— Start of Data provided —

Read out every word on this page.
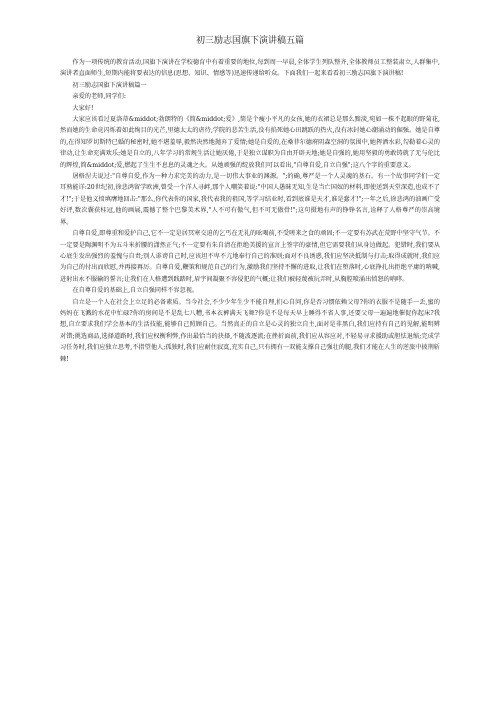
初三励志国旗下演讲稿五篇

作为一项传统的教育活动,国旗下演讲在学校德育中有着重要的地位,每到周一早晨,全体学生列队整齐,全体教师员工整装肃立,人群集中,演讲者直面师生,短期内能将要表达的信息(思想、知识、情感等)迅速传递给听众。下面我们一起来看看初三励志国旗下演讲稿!

初三励志国旗下演讲稿篇一

亲爱的老师,同学们:

大家好!

大家应该看过夏洛蒂&middot;勃朗特的《简&middot;爱》,简是个瘦小平凡的女孩,她的衣裙总是那么黯淡,宛如一株不起眼的野菊花,然而她的生命竟闪烁着如此绚目的光芒,里德太太的虐待,学院的悲苦生活,没有掐死她心田跳跃的热火,没有冰封她心潮涌动的倔强。她是自尊的,在得知罗切斯特已婚的秘密时,她不堪羞辱,毅然决然地抛弃了爱情;她是自爱的,在桑菲尔德府阴森空洞的氛围中,她挥洒水彩,勾勒着心灵的律动,让生命充满欢乐;她是自立的,八年学习的常规生活让她厌倦,于是独立谋职为自由开辟天地;她是自强的,她用坚毅的勇敢铸就了无与伦比的辉煌,简&middot;爱,燃起了生生不息息的灵魂之火。从她顽强的绽放我们可以看出,"自尊自爱,自立自强";这八个字的重要意义。

屠格涅夫说过:"自尊自爱,作为一种力求完美的动力,是一切伟大事业的渊源。";的确,尊严是一个人灵魂的基石。有一个故事同学们一定耳熟能详:20世纪初,徐悲鸿留学欧洲,曾受一个洋人寻衅,那个人嘲笑着说:"中国人愚昧无知,生是当亡国奴的材料,即使送到天堂深造,也成不了才!";于是他义愤填膺地回击:"那么,你代表你的国家,我代表我的祖国,等学习结业时,看到底谁是天才,谁是蠢才!";一年之后,徐悲鸿的油画广受好评,数次囊获桂冠,他的画展,震撼了整个巴黎美术界,"人不可有傲气,但不可无傲骨!";这句摄地有声的铮铮名言,诠释了人格尊严的崇高境界。

自尊自爱,即尊重和爱护自己,它不一定是居冥寒交迫的乞丐在无礼的吆喝前,不受嗟来之食的顽固;不一定要有苏武在荒野中坚守气节。不一定要是陶渊明不为五斗米折腰的潇然正气;不一定要有朱自清在拒绝美援的宣言上签字的豪情,但它需要我们从身边做起。犯错时,我们要从心底生发出强烈的羞愧与自责;别人诽谤自己时,应该坦不卑不亢地奉行自己的准则;面对不良诱惑,我们应坚决抵制与打击;取得成就时,我们应为自己的付出而欣慰,并再接再厉。自尊自爱,鞭策和规范自己的行为,激励我们坚持不懈的进取,让我们在堕落时,心底挣扎出拒绝平庸的呐喊,迸射出永不服输的誓言;让我们在人格遭到践踏时,眉宇间凝聚不容侵犯的气概;让我们被轻蔑被玩弄时,从胸腔喷涌出愤怒的吶哮。

在自尊自爱的基础上,自立自强同样不容忽视。

自立是一个人在社会上立足的必备素质。当今社会,不少少年生少不能自理,扪心自问,你是否习惯依赖父母?你的衣服不是随手一丢,蜜的妈妈在飞溅的水花中忙碌?你的房间是不是乱七八糟,书本衣裤满天飞舞?你是不是每天早上睡得不省人事,还要父母一遍遍地催促你起床?我想,自立要求我们学会基本的生活技能,能够自己照顾自己。当然真正的自立是心灵的独立自主,面对是非黑白,我们应持有自己的见解,能明辨对错;挑选商品,选择道路时,我们应权衡利弊,作出最恰当的抉择,不随波逐流;在挫折面前,我们应从容应对,不轻易寻求援助或胆怯退缩;完成学习任务时,我们应独立思考,不指望他人;孤独时,我们应耐住寂寞,充实自己,只有拥有一双能支撑自己强壮的腿,我们才能在人生的逆旅中披荆斩棘!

— End of Data provided —

Exercise directions :: Write out the listing above exactly as it stands, pictures excluded.

Output ::
Read out every word on this page.
初三励志国旗下演讲稿五篇

作为一项传统的教育活动,国旗下演讲在学校德育中有着重要的地位,每到周一早晨,全体学生列队整齐,全体教师员工整装肃立,人群集中,演讲者直面师生,短期内能将要表达的信息(思想、知识、情感等)迅速传递给听众。下面我们一起来看看初三励志国旗下演讲稿!

初三励志国旗下演讲稿篇一

亲爱的老师,同学们:

大家好!

大家应该看过夏洛蒂&middot;勃朗特的《简&middot;爱》,简是个瘦小平凡的女孩,她的衣裙总是那么黯淡,宛如一株不起眼的野菊花,然而她的生命竟闪烁着如此绚目的光芒,里德太太的虐待,学院的悲苦生活,没有掐死她心田跳跃的热火,没有冰封她心潮涌动的倔强。她是自尊的,在得知罗切斯特已婚的秘密时,她不堪羞辱,毅然决然地抛弃了爱情;她是自爱的,在桑菲尔德府阴森空洞的氛围中,她挥洒水彩,勾勒着心灵的律动,让生命充满欢乐;她是自立的,八年学习的常规生活让她厌倦,于是独立谋职为自由开辟天地;她是自强的,她用坚毅的勇敢铸就了无与伦比的辉煌,简&middot;爱,燃起了生生不息息的灵魂之火。从她顽强的绽放我们可以看出,"自尊自爱,自立自强";这八个字的重要意义。

屠格涅夫说过:"自尊自爱,作为一种力求完美的动力,是一切伟大事业的渊源。";的确,尊严是一个人灵魂的基石。有一个故事同学们一定耳熟能详:20世纪初,徐悲鸿留学欧洲,曾受一个洋人寻衅,那个人嘲笑着说:"中国人愚昧无知,生是当亡国奴的材料,即使送到天堂深造,也成不了才!";于是他义愤填膺地回击:"那么,你代表你的国家,我代表我的祖国,等学习结业时,看到底谁是天才,谁是蠢才!";一年之后,徐悲鸿的油画广受好评,数次囊获桂冠,他的画展,震撼了整个巴黎美术界,"人不可有傲气,但不可无傲骨!";这句摄地有声的铮铮名言,诠释了人格尊严的崇高境界。

自尊自爱,即尊重和爱护自己,它不一定是居冥寒交迫的乞丐在无礼的吆喝前,不受嗟来之食的顽固;不一定要有苏武在荒野中坚守气节。不一定要是陶渊明不为五斗米折腰的潇然正气;不一定要有朱自清在拒绝美援的宣言上签字的豪情,但它需要我们从身边做起。犯错时,我们要从心底生发出强烈的羞愧与自责;别人诽谤自己时,应该坦不卑不亢地奉行自己的准则;面对不良诱惑,我们应坚决抵制与打击;取得成就时,我们应为自己的付出而欣慰,并再接再厉。自尊自爱,鞭策和规范自己的行为,激励我们坚持不懈的进取,让我们在堕落时,心底挣扎出拒绝平庸的呐喊,迸射出永不服输的誓言;让我们在人格遭到践踏时,眉宇间凝聚不容侵犯的气概;让我们被轻蔑被玩弄时,从胸腔喷涌出愤怒的吶哮。

在自尊自爱的基础上,自立自强同样不容忽视。

自立是一个人在社会上立足的必备素质。当今社会,不少少年生少不能自理,扪心自问,你是否习惯依赖父母?你的衣服不是随手一丢,蜜的妈妈在飞溅的水花中忙碌?你的房间是不是乱七八糟,书本衣裤满天飞舞?你是不是每天早上睡得不省人事,还要父母一遍遍地催促你起床?我想,自立要求我们学会基本的生活技能,能够自己照顾自己。当然真正的自立是心灵的独立自主,面对是非黑白,我们应持有自己的见解,能明辨对错;挑选商品,选择道路时,我们应权衡利弊,作出最恰当的抉择,不随波逐流;在挫折面前,我们应从容应对,不轻易寻求援助或胆怯退缩;完成学习任务时,我们应独立思考,不指望他人;孤独时,我们应耐住寂寞,充实自己,只有拥有一双能支撑自己强壮的腿,我们才能在人生的逆旅中披荆斩棘!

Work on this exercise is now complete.